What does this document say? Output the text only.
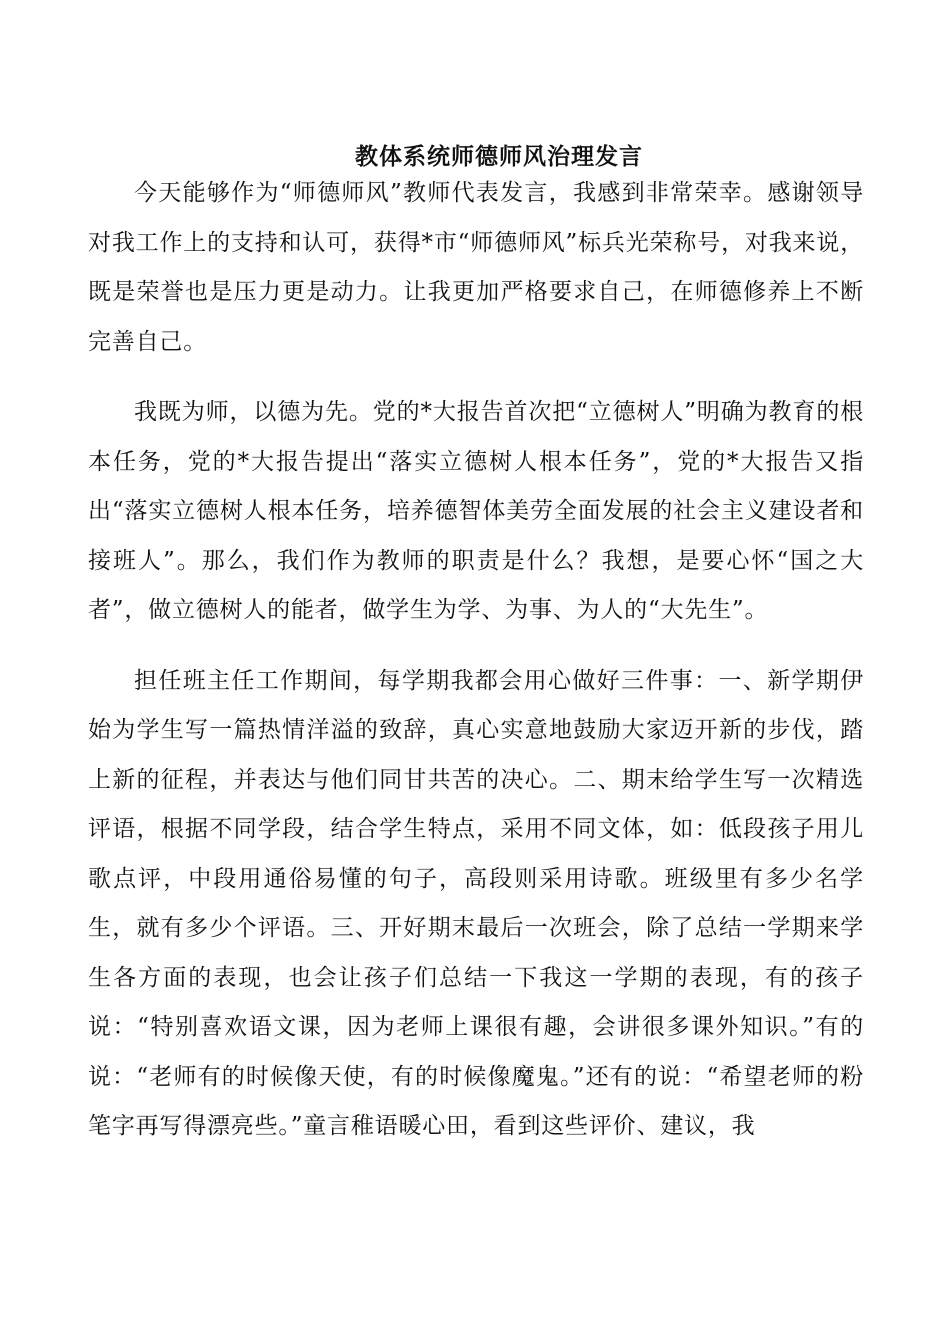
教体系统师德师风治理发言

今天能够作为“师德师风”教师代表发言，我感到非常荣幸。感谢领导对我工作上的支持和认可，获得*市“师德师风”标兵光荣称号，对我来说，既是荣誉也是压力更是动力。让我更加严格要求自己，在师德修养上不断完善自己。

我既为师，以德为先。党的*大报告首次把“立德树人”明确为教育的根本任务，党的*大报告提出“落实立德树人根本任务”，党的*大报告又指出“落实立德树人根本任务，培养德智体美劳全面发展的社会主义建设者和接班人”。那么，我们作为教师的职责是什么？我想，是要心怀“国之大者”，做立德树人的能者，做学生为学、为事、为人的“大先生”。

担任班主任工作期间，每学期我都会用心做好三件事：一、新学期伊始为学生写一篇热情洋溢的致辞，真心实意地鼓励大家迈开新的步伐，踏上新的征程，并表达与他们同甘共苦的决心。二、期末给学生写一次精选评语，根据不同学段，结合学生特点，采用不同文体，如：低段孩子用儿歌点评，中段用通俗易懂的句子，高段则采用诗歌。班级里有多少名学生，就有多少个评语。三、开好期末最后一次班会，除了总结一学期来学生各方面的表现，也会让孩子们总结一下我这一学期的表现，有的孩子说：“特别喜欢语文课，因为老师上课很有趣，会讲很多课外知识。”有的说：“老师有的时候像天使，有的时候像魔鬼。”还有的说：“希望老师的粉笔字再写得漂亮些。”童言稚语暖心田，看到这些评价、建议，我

════════

▸ Written instruction: Write out all the entries exactly, except for the pictures.

▸ Answer in full:
What does this document say? Output the text only.
教体系统师德师风治理发言

今天能够作为“师德师风”教师代表发言，我感到非常荣幸。感谢领导对我工作上的支持和认可，获得*市“师德师风”标兵光荣称号，对我来说，既是荣誉也是压力更是动力。让我更加严格要求自己，在师德修养上不断完善自己。

我既为师，以德为先。党的*大报告首次把“立德树人”明确为教育的根本任务，党的*大报告提出“落实立德树人根本任务”，党的*大报告又指出“落实立德树人根本任务，培养德智体美劳全面发展的社会主义建设者和接班人”。那么，我们作为教师的职责是什么？我想，是要心怀“国之大者”，做立德树人的能者，做学生为学、为事、为人的“大先生”。

担任班主任工作期间，每学期我都会用心做好三件事：一、新学期伊始为学生写一篇热情洋溢的致辞，真心实意地鼓励大家迈开新的步伐，踏上新的征程，并表达与他们同甘共苦的决心。二、期末给学生写一次精选评语，根据不同学段，结合学生特点，采用不同文体，如：低段孩子用儿歌点评，中段用通俗易懂的句子，高段则采用诗歌。班级里有多少名学生，就有多少个评语。三、开好期末最后一次班会，除了总结一学期来学生各方面的表现，也会让孩子们总结一下我这一学期的表现，有的孩子说：“特别喜欢语文课，因为老师上课很有趣，会讲很多课外知识。”有的说：“老师有的时候像天使，有的时候像魔鬼。”还有的说：“希望老师的粉笔字再写得漂亮些。”童言稚语暖心田，看到这些评价、建议，我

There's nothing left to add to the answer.